AIM OF THE EXERCISE — Below are some records; give them all again exactly, but not the pictures.

DATA SECTION —
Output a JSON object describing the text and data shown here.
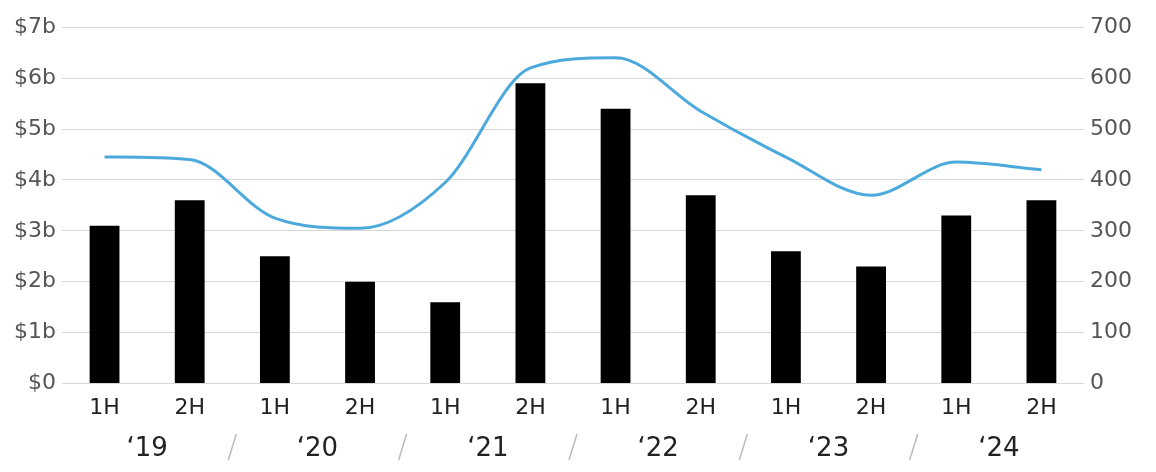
{
  "chart_data": {
    "type": "bar",
    "categories": [
      "1H",
      "2H",
      "1H",
      "2H",
      "1H",
      "2H",
      "1H",
      "2H",
      "1H",
      "2H",
      "1H",
      "2H"
    ],
    "series": [
      {
        "color": "#000000",
        "values": [
          3.1,
          3.6,
          2.5,
          2.0,
          1.6,
          5.9,
          5.4,
          3.7,
          2.6,
          2.3,
          3.3,
          3.6
        ]
      },
      {
        "type": "line",
        "axis": "y2",
        "color": "#4ba9db",
        "values": [
          445,
          440,
          325,
          305,
          395,
          620,
          640,
          535,
          445,
          370,
          435,
          420
        ]
      }
    ],
    "ylim": [
      0,
      7
    ],
    "yticks": [
      {
        "value": 0,
        "label": "$0"
      },
      {
        "value": 1,
        "label": "$1b"
      },
      {
        "value": 2,
        "label": "$2b"
      },
      {
        "value": 3,
        "label": "$3b"
      },
      {
        "value": 4,
        "label": "$4b"
      },
      {
        "value": 5,
        "label": "$5b"
      },
      {
        "value": 6,
        "label": "$6b"
      },
      {
        "value": 7,
        "label": "$7b"
      }
    ],
    "y2lim": [
      0,
      700
    ],
    "y2ticks": [
      0,
      100,
      200,
      300,
      400,
      500,
      600,
      700
    ],
    "grid": "y",
    "legend": false,
    "marker": "none",
    "annotations": [
      "‘19",
      "‘20",
      "‘21",
      "‘22",
      "‘23",
      "‘24"
    ]
  }
}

THE ANSWER —
Output a JSON object describing the text and data shown here.
{
  "chart_data": {
    "type": "bar",
    "categories": [
      "1H",
      "2H",
      "1H",
      "2H",
      "1H",
      "2H",
      "1H",
      "2H",
      "1H",
      "2H",
      "1H",
      "2H"
    ],
    "series": [
      {
        "color": "#000000",
        "values": [
          3.1,
          3.6,
          2.5,
          2.0,
          1.6,
          5.9,
          5.4,
          3.7,
          2.6,
          2.3,
          3.3,
          3.6
        ]
      },
      {
        "type": "line",
        "axis": "y2",
        "color": "#4ba9db",
        "values": [
          445,
          440,
          325,
          305,
          395,
          620,
          640,
          535,
          445,
          370,
          435,
          420
        ]
      }
    ],
    "ylim": [
      0,
      7
    ],
    "yticks": [
      {
        "value": 0,
        "label": "$0"
      },
      {
        "value": 1,
        "label": "$1b"
      },
      {
        "value": 2,
        "label": "$2b"
      },
      {
        "value": 3,
        "label": "$3b"
      },
      {
        "value": 4,
        "label": "$4b"
      },
      {
        "value": 5,
        "label": "$5b"
      },
      {
        "value": 6,
        "label": "$6b"
      },
      {
        "value": 7,
        "label": "$7b"
      }
    ],
    "y2lim": [
      0,
      700
    ],
    "y2ticks": [
      0,
      100,
      200,
      300,
      400,
      500,
      600,
      700
    ],
    "grid": "y",
    "legend": false,
    "marker": "none",
    "annotations": [
      "‘19",
      "‘20",
      "‘21",
      "‘22",
      "‘23",
      "‘24"
    ]
  }
}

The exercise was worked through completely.